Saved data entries

* * *

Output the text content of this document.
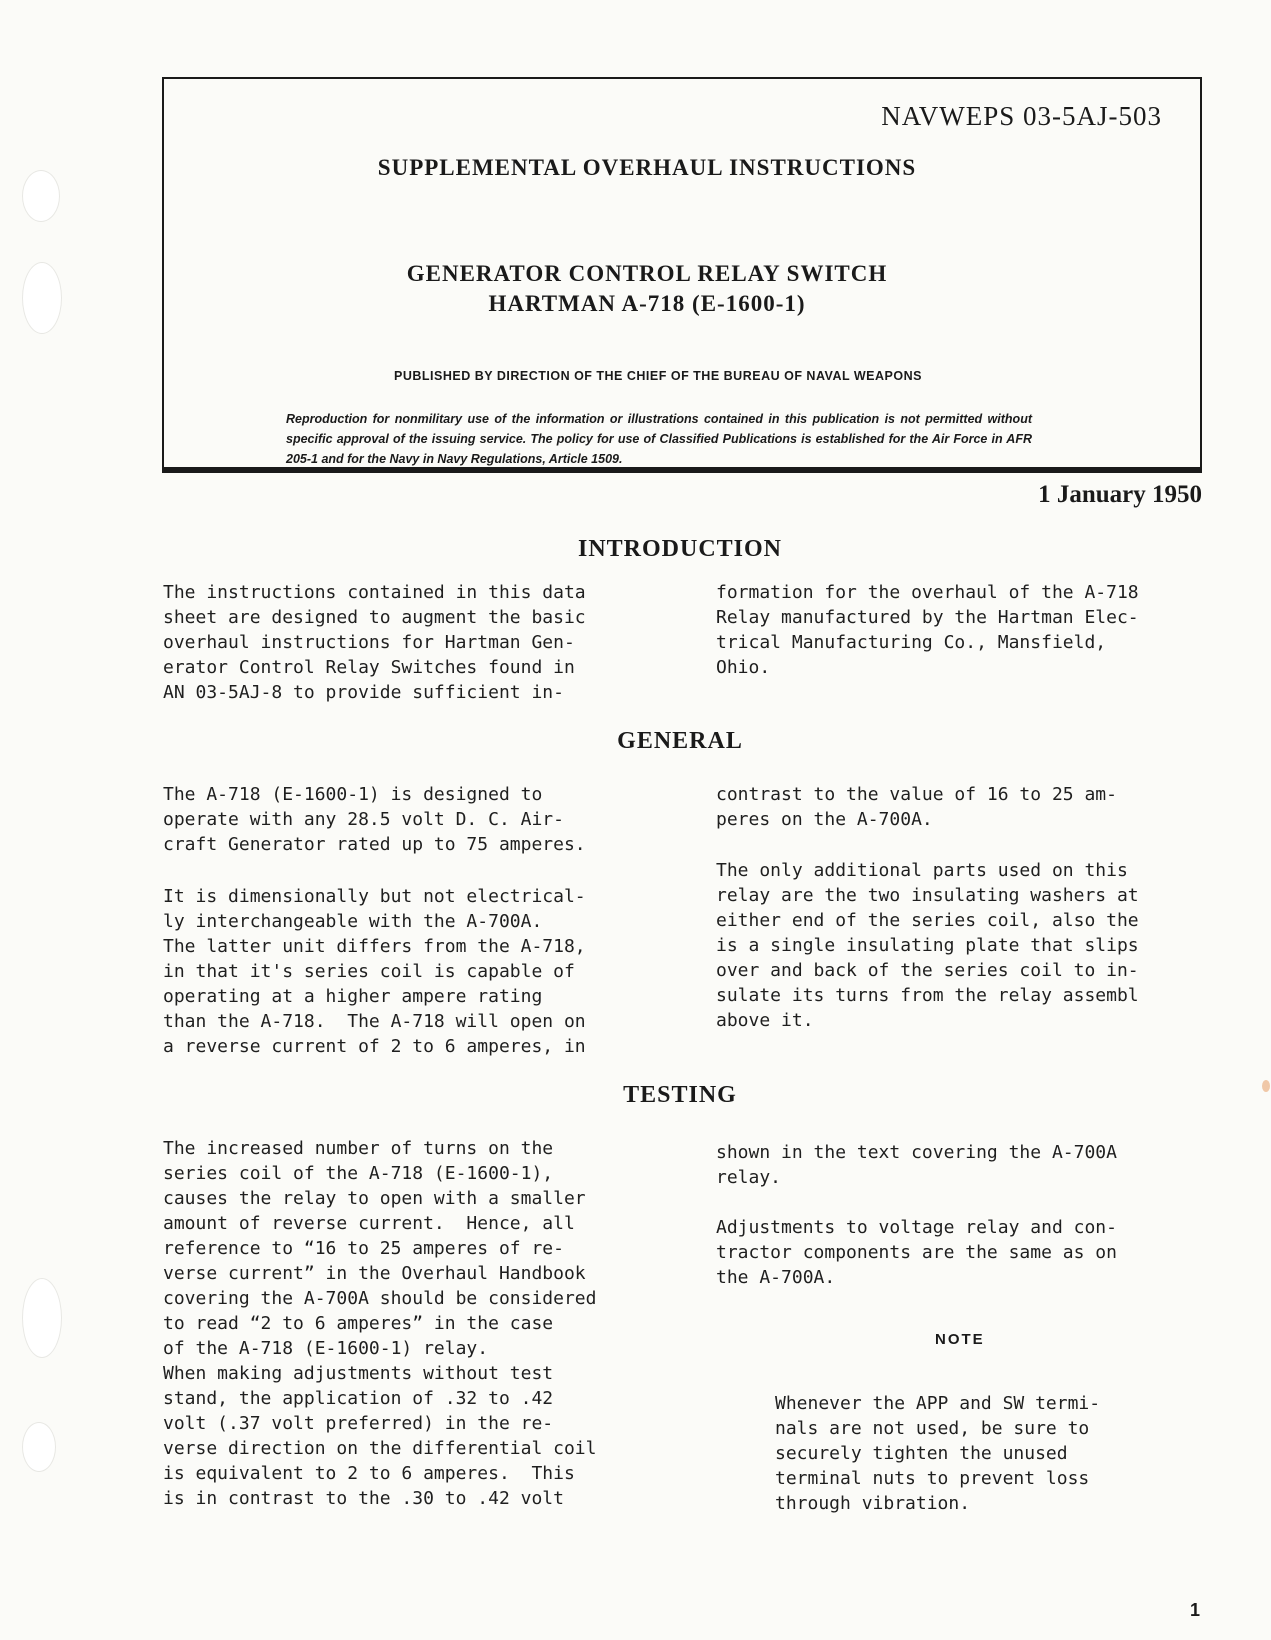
NAVWEPS 03-5AJ-503
SUPPLEMENTAL OVERHAUL INSTRUCTIONS
GENERATOR CONTROL RELAY SWITCH
HARTMAN A-718 (E-1600-1)
PUBLISHED BY DIRECTION OF THE CHIEF OF THE BUREAU OF NAVAL WEAPONS
Reproduction for nonmilitary use of the information or illustrations contained in this publication is not permitted without specific approval of the issuing service. The policy for use of Classified Publications is established for the Air Force in AFR 205-1 and for the Navy in Navy Regulations, Article 1509.
1 January 1950
INTRODUCTION
The instructions contained in this data
sheet are designed to augment the basic
overhaul instructions for Hartman Gen-
erator Control Relay Switches found in
AN 03-5AJ-8 to provide sufficient in-
formation for the overhaul of the A-718
Relay manufactured by the Hartman Elec-
trical Manufacturing Co., Mansfield,
Ohio.
GENERAL
The A-718 (E-1600-1) is designed to
operate with any 28.5 volt D. C. Air-
craft Generator rated up to 75 amperes.
It is dimensionally but not electrical-
ly interchangeable with the A-700A.
The latter unit differs from the A-718,
in that it's series coil is capable of
operating at a higher ampere rating
than the A-718.  The A-718 will open on
a reverse current of 2 to 6 amperes, in
contrast to the value of 16 to 25 am-
peres on the A-700A.
The only additional parts used on this
relay are the two insulating washers at
either end of the series coil, also the
is a single insulating plate that slips
over and back of the series coil to in-
sulate its turns from the relay assembl
above it.
TESTING
The increased number of turns on the
series coil of the A-718 (E-1600-1),
causes the relay to open with a smaller
amount of reverse current.  Hence, all
reference to “16 to 25 amperes of re-
verse current” in the Overhaul Handbook
covering the A-700A should be considered
to read “2 to 6 amperes” in the case
of the A-718 (E-1600-1) relay.
When making adjustments without test
stand, the application of .32 to .42
volt (.37 volt preferred) in the re-
verse direction on the differential coil
is equivalent to 2 to 6 amperes.  This
is in contrast to the .30 to .42 volt
shown in the text covering the A-700A
relay.
Adjustments to voltage relay and con-
tractor components are the same as on
the A-700A.
NOTE
Whenever the APP and SW termi-
nals are not used, be sure to
securely tighten the unused
terminal nuts to prevent loss
through vibration.
1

* * *

**DIRECTIONS:**
Scan the material above for the word "designed". Copy each line where it occurs.

**COMPLETE ANSWER:**
sheet are designed to augment the basic
The A-718 (E-1600-1) is designed to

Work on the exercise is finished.